▸ **Work to be completed**
Check every line for the word "także" and state how many lines have it. Reply with the number alone.

[Stored items]
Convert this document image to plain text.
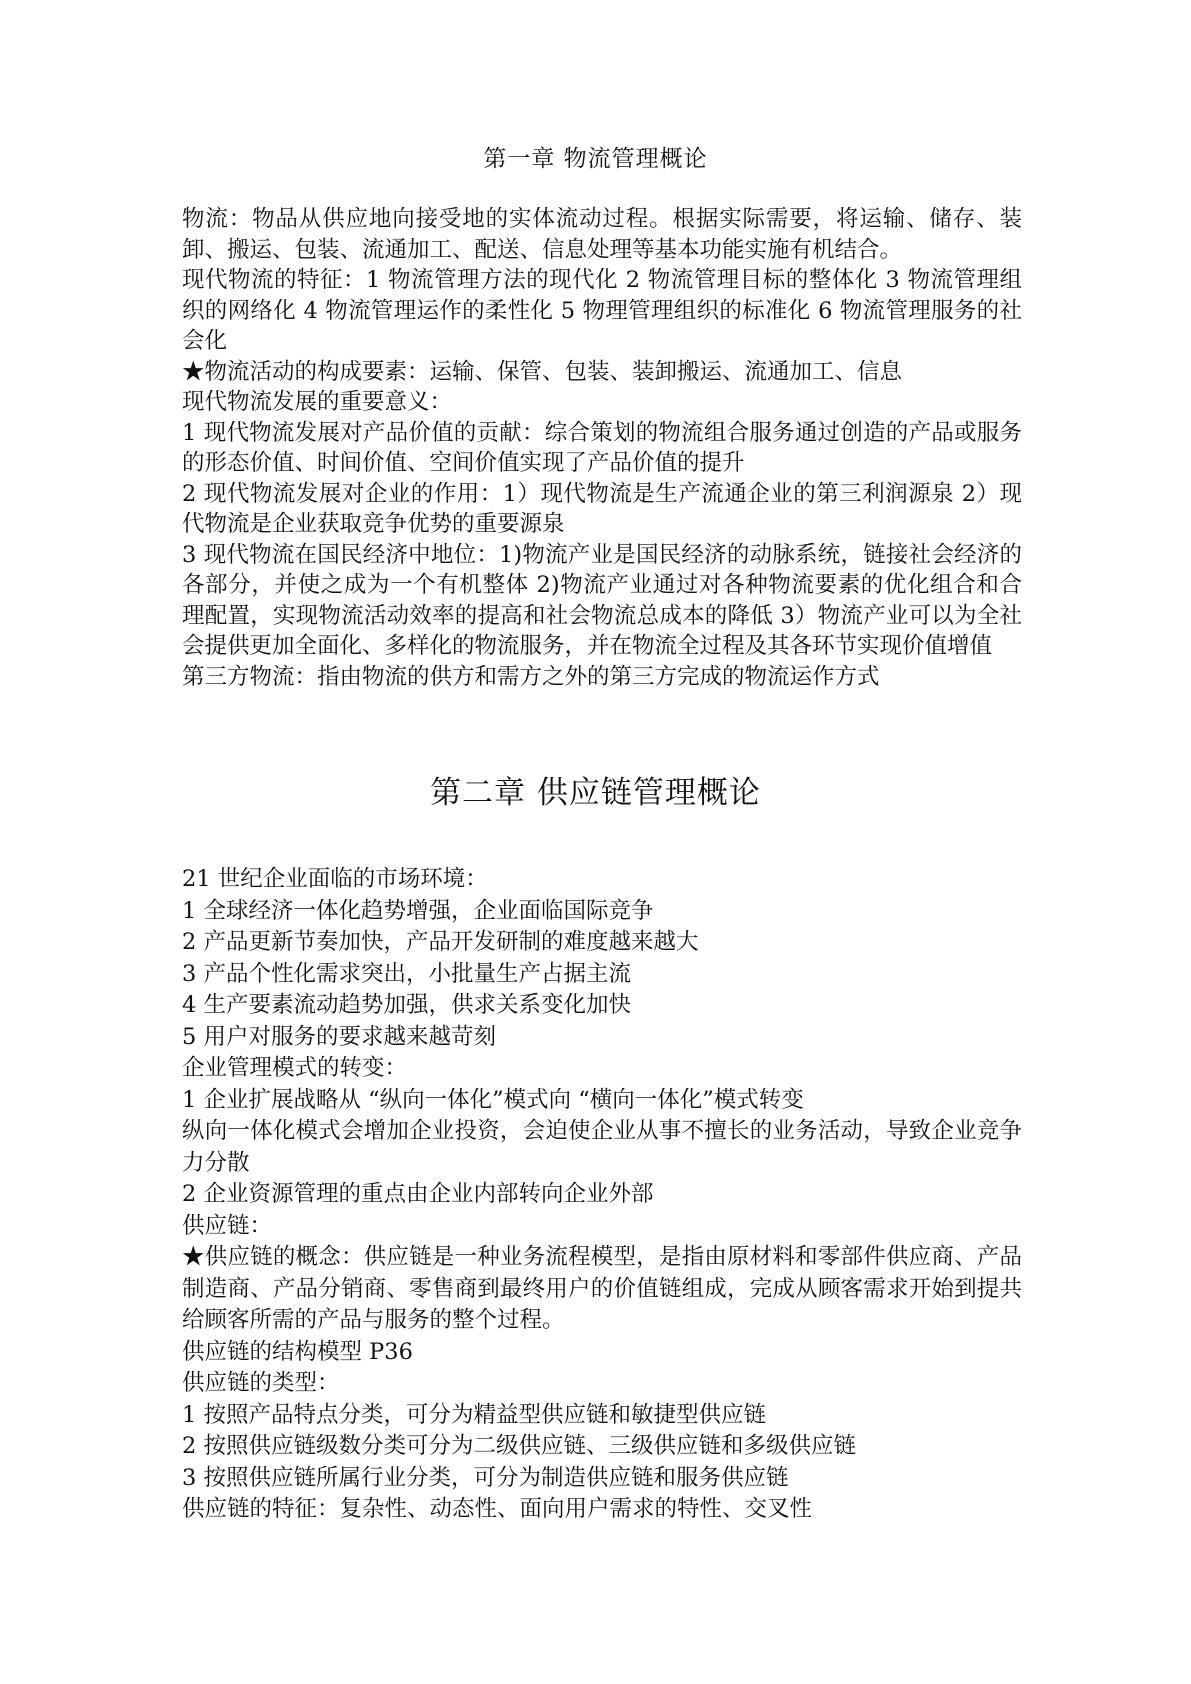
第一章 物流管理概论

物流：物品从供应地向接受地的实体流动过程。根据实际需要，将运输、储存、装卸、搬运、包装、流通加工、配送、信息处理等基本功能实施有机结合。

现代物流的特征：1 物流管理方法的现代化 2 物流管理目标的整体化 3 物流管理组织的网络化 4 物流管理运作的柔性化 5 物理管理组织的标准化 6 物流管理服务的社会化

★物流活动的构成要素：运输、保管、包装、装卸搬运、流通加工、信息

现代物流发展的重要意义：

1 现代物流发展对产品价值的贡献：综合策划的物流组合服务通过创造的产品或服务的形态价值、时间价值、空间价值实现了产品价值的提升

2 现代物流发展对企业的作用：1）现代物流是生产流通企业的第三利润源泉 2）现代物流是企业获取竞争优势的重要源泉

3 现代物流在国民经济中地位：1)物流产业是国民经济的动脉系统，链接社会经济的各部分，并使之成为一个有机整体 2)物流产业通过对各种物流要素的优化组合和合理配置，实现物流活动效率的提高和社会物流总成本的降低 3）物流产业可以为全社会提供更加全面化、多样化的物流服务，并在物流全过程及其各环节实现价值增值

第三方物流：指由物流的供方和需方之外的第三方完成的物流运作方式

第二章 供应链管理概论

21 世纪企业面临的市场环境：

1 全球经济一体化趋势增强，企业面临国际竞争

2 产品更新节奏加快，产品开发研制的难度越来越大

3 产品个性化需求突出，小批量生产占据主流

4 生产要素流动趋势加强，供求关系变化加快

5 用户对服务的要求越来越苛刻

企业管理模式的转变：

1 企业扩展战略从 “纵向一体化”模式向 “横向一体化”模式转变

纵向一体化模式会增加企业投资，会迫使企业从事不擅长的业务活动，导致企业竞争力分散

2 企业资源管理的重点由企业内部转向企业外部

供应链：

★供应链的概念：供应链是一种业务流程模型，是指由原材料和零部件供应商、产品制造商、产品分销商、零售商到最终用户的价值链组成，完成从顾客需求开始到提共给顾客所需的产品与服务的整个过程。

供应链的结构模型 P36

供应链的类型：

1 按照产品特点分类，可分为精益型供应链和敏捷型供应链

2 按照供应链级数分类可分为二级供应链、三级供应链和多级供应链

3 按照供应链所属行业分类，可分为制造供应链和服务供应链

供应链的特征：复杂性、动态性、面向用户需求的特性、交叉性
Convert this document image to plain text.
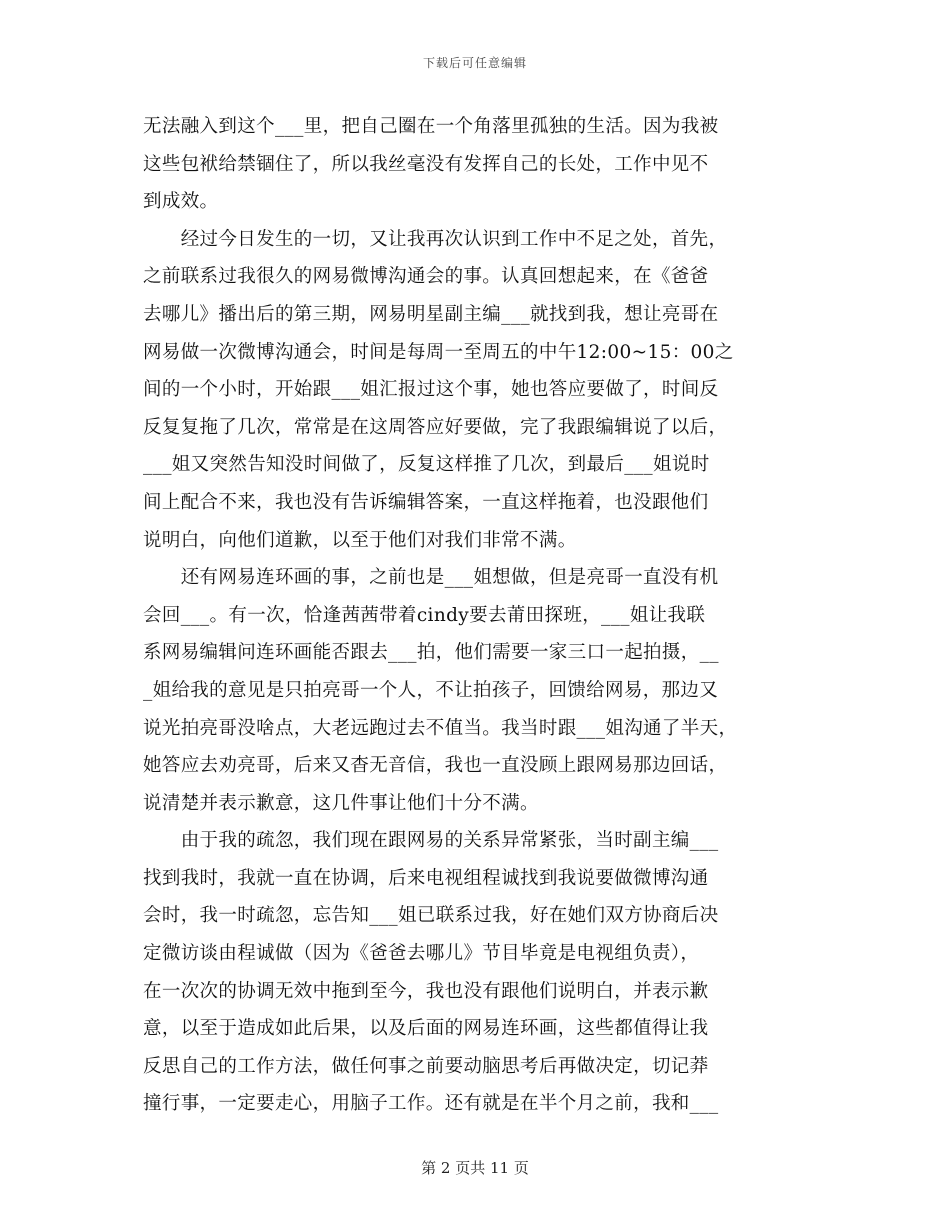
下载后可任意编辑
无法融入到这个___里，把自己圈在一个角落里孤独的生活。因为我被
这些包袱给禁锢住了，所以我丝毫没有发挥自己的长处，工作中见不
到成效。
　　经过今日发生的一切，又让我再次认识到工作中不足之处，首先，
之前联系过我很久的网易微博沟通会的事。认真回想起来，在《爸爸
去哪儿》播出后的第三期，网易明星副主编___就找到我，想让亮哥在
网易做一次微博沟通会，时间是每周一至周五的中午12:00~15：00之
间的一个小时，开始跟___姐汇报过这个事，她也答应要做了，时间反
反复复拖了几次，常常是在这周答应好要做，完了我跟编辑说了以后，
___姐又突然告知没时间做了，反复这样推了几次，到最后___姐说时
间上配合不来，我也没有告诉编辑答案，一直这样拖着，也没跟他们
说明白，向他们道歉，以至于他们对我们非常不满。
　　还有网易连环画的事，之前也是___姐想做，但是亮哥一直没有机
会回___。有一次，恰逢茜茜带着cindy要去莆田探班，___姐让我联
系网易编辑问连环画能否跟去___拍，他们需要一家三口一起拍摄，__
_姐给我的意见是只拍亮哥一个人，不让拍孩子，回馈给网易，那边又
说光拍亮哥没啥点，大老远跑过去不值当。我当时跟___姐沟通了半天，
她答应去劝亮哥，后来又杳无音信，我也一直没顾上跟网易那边回话，
说清楚并表示歉意，这几件事让他们十分不满。
　　由于我的疏忽，我们现在跟网易的关系异常紧张，当时副主编___
找到我时，我就一直在协调，后来电视组程诚找到我说要做微博沟通
会时，我一时疏忽，忘告知___姐已联系过我，好在她们双方协商后决
定微访谈由程诚做（因为《爸爸去哪儿》节目毕竟是电视组负责），
在一次次的协调无效中拖到至今，我也没有跟他们说明白，并表示歉
意，以至于造成如此后果，以及后面的网易连环画，这些都值得让我
反思自己的工作方法，做任何事之前要动脑思考后再做决定，切记莽
撞行事，一定要走心，用脑子工作。还有就是在半个月之前，我和___
第 2 页共 11 页
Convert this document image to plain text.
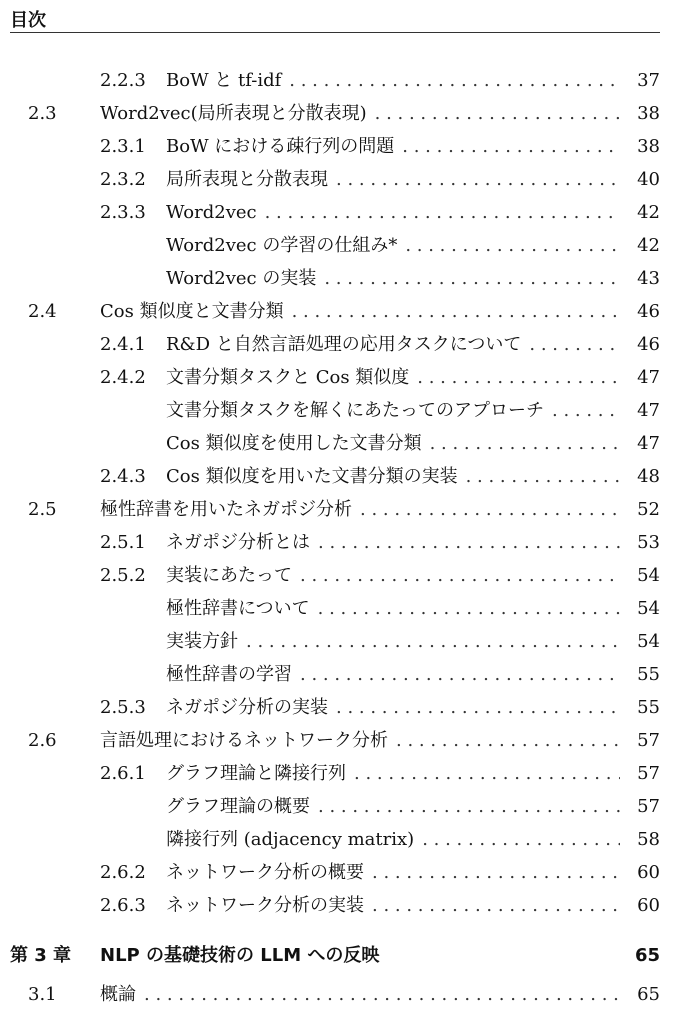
目次
2.2.3 BoW と tf-idf . . .	37
2.3 Word2vec(局所表現と分散表現) . . .	38
2.3.1 BoW における疎行列の問題 . . .	38
2.3.2 局所表現と分散表現 . . .	40
2.3.3 Word2vec . . .	42
Word2vec の学習の仕組み* . . .	42
Word2vec の実装 . . .	43
2.4 Cos 類似度と文書分類 . . .	46
2.4.1 R&D と自然言語処理の応用タスクについて . . .	46
2.4.2 文書分類タスクと Cos 類似度 . . .	47
文書分類タスクを解くにあたってのアプローチ . . .	47
Cos 類似度を使用した文書分類 . . .	47
2.4.3 Cos 類似度を用いた文書分類の実装 . . .	48
2.5 極性辞書を用いたネガポジ分析 . . .	52
2.5.1 ネガポジ分析とは . . .	53
2.5.2 実装にあたって . . .	54
極性辞書について . . .	54
実装方針 . . .	54
極性辞書の学習 . . .	55
2.5.3 ネガポジ分析の実装 . . .	55
2.6 言語処理におけるネットワーク分析 . . .	57
2.6.1 グラフ理論と隣接行列 . . .	57
グラフ理論の概要 . . .	57
隣接行列 (adjacency matrix) . . .	58
2.6.2 ネットワーク分析の概要 . . .	60
2.6.3 ネットワーク分析の実装 . . .	60
第 3 章 NLP の基礎技術の LLM への反映	65
3.1 概論 . . .	65
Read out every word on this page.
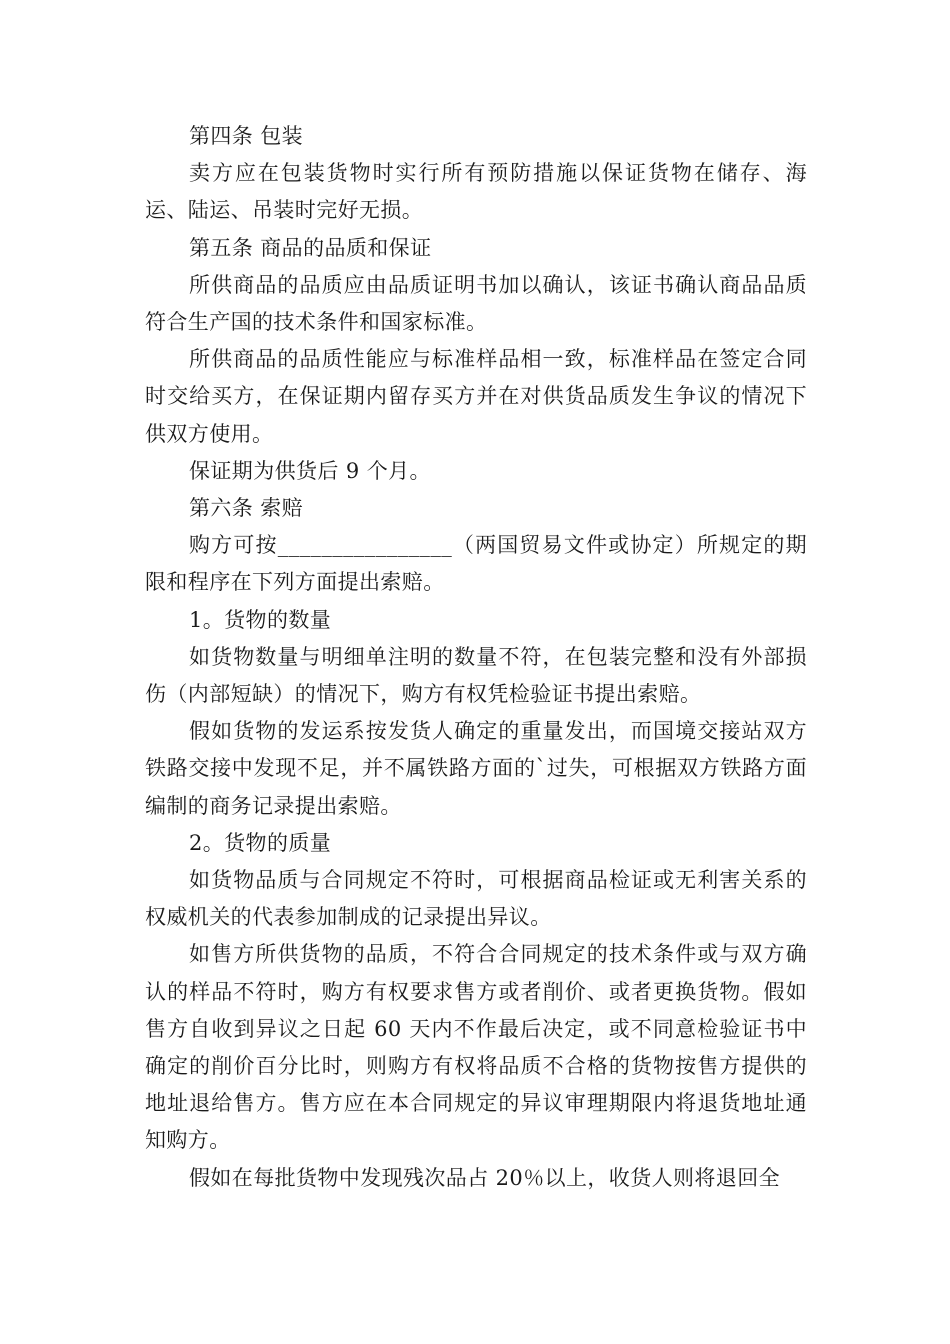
第四条 包装

卖方应在包装货物时实行所有预防措施以保证货物在储存、海运、陆运、吊装时完好无损。

第五条 商品的品质和保证

所供商品的品质应由品质证明书加以确认，该证书确认商品品质符合生产国的技术条件和国家标准。

所供商品的品质性能应与标准样品相一致，标准样品在签定合同时交给买方，在保证期内留存买方并在对供货品质发生争议的情况下供双方使用。

保证期为供货后 9 个月。

第六条 索赔

购方可按________________（两国贸易文件或协定）所规定的期限和程序在下列方面提出索赔。

1。货物的数量

如货物数量与明细单注明的数量不符，在包装完整和没有外部损伤（内部短缺）的情况下，购方有权凭检验证书提出索赔。

假如货物的发运系按发货人确定的重量发出，而国境交接站双方铁路交接中发现不足，并不属铁路方面的`过失，可根据双方铁路方面编制的商务记录提出索赔。

2。货物的质量

如货物品质与合同规定不符时，可根据商品检证或无利害关系的权威机关的代表参加制成的记录提出异议。

如售方所供货物的品质，不符合合同规定的技术条件或与双方确认的样品不符时，购方有权要求售方或者削价、或者更换货物。假如售方自收到异议之日起 60 天内不作最后决定，或不同意检验证书中确定的削价百分比时，则购方有权将品质不合格的货物按售方提供的地址退给售方。售方应在本合同规定的异议审理期限内将退货地址通知购方。

假如在每批货物中发现残次品占 20％以上，收货人则将退回全
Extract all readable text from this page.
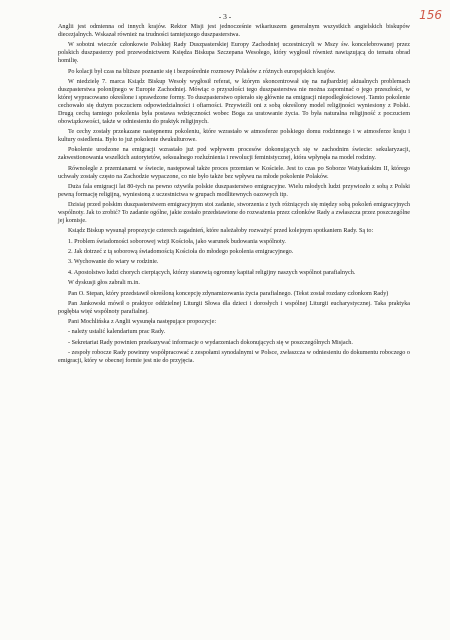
156
- 3 -

Anglii jest odmienna od innych krajów. Rektor Misji jest jednocześnie wikariuszem generalnym wszystkich angielskich biskupów diecezjalnych. Wskazał również na trudności tamtejszego duszpasterstwa.

W sobotni wieczór członkowie Polskiej Rady Duszpasterskiej Europy Zachodniej uczestniczyli w Mszy św. koncelebrowanej przez polskich duszpasterzy pod przewodnictwem Księdza Biskupa Szczepana Wesołego, który wygłosił również nawiązującą do tematu obrad homilię.

Po kolacji był czas na bliższe poznanie się i bezpośrednie rozmowy Polaków z różnych europejskich krajów.

W niedzielę 7. marca Ksiądz Biskup Wesoły wygłosił referat, w którym skoncentrował się na najbardziej aktualnych problemach duszpasterstwa polonijnego w Europie Zachodniej. Mówiąc o przyszłości tego duszpasterstwa nie można zapominać o jego przeszłości, w której wypracowano określone i sprawdzone formy. To duszpasterstwo opierało się głównie na emigracji niepodległościowej. Tamto pokolenie cechowało się dużym poczuciem odpowiedzialności i ofiarności. Przywieźli oni z sobą określony model religijności wyniesiony z Polski. Drugą cechą tamtego pokolenia była postawa wdzięczności wobec Boga za uratowanie życia. To była naturalna religijność z poczuciem obowiązkowości, także w odniesieniu do praktyk religijnych.

Te cechy zostały przekazane następnemu pokoleniu, które wzrastało w atmosferze polskiego domu rodzinnego i w atmosferze kraju i kultury osiedlenia. Było to już pokolenie dwukulturowe.

Pokolenie urodzone na emigracji wzrastało już pod wpływem procesów dokonujących się w zachodnim świecie: sekularyzacji, zakwestionowania wszelkich autorytetów, seksualnego rozluźnienia i rewolucji feministycznej, która wpłynęła na model rodziny.

Równolegle z przemianami w świecie, następował także proces przemian w Kościele. Jest to czas po Soborze Watykańskim II, którego uchwały zostały często na Zachodzie wypaczone, co nie było także bez wpływu na młode pokolenie Polaków.

Duża fala emigracji lat 80-tych na pewno ożywiła polskie duszpasterstwo emigracyjne. Wielu młodych ludzi przywiozło z sobą z Polski pewną formację religijną, wyniesioną z uczestnictwa w grupach modlitewnych oazowych itp.

Dzisiaj przed polskim duszpasterstwem emigracyjnym stoi zadanie, stworzenia z tych różniących się między sobą pokoleń emigracyjnych wspólnoty. Jak to zrobić? To zadanie ogólne, jakie zostało przedstawione do rozważenia przez członków Rady a zwłaszcza przez poszczególne jej komisje.

Ksiądz Biskup wysunął propozycje czterech zagadnień, które należałoby rozważyć przed kolejnym spotkaniem Rady. Są to:

1. Problem świadomości soborowej wizji Kościoła, jako warunek budowania wspólnoty.

2. Jak dotrzeć z tą soborową świadomością Kościoła do młodego pokolenia emigracyjnego.

3. Wychowanie do wiary w rodzinie.

4. Apostolstwo ludzi chorych cierpiących, którzy stanowią ogromny kapitał religijny naszych wspólnot parafialnych.

W dyskusji głos zabrali m.in.

Pan O. Stepan, który przedstawił określoną koncepcję zdynamizowania życia parafialnego. (Tekst został rozdany członkom Rady)

Pan Jankowski mówił o praktyce oddzielnej Liturgii Słowa dla dzieci i dorosłych i wspólnej Liturgii eucharystycznej. Taka praktyka pogłębia więź wspólnoty parafialnej.

Pani Mochlińska z Anglii wysunęła następujące propozycje:

- należy ustalić kalendarium prac Rady.

- Sekretariat Rady powinien przekazywać informacje o wydarzeniach dokonujących się w poszczególnych Misjach.

- zespoły robocze Rady powinny współpracować z zespołami synodalnymi w Polsce, zwłaszcza w odniesieniu do dokumentu roboczego o emigracji, który w obecnej formie jest nie do przyjęcia.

▸ **Answer to the problem**
2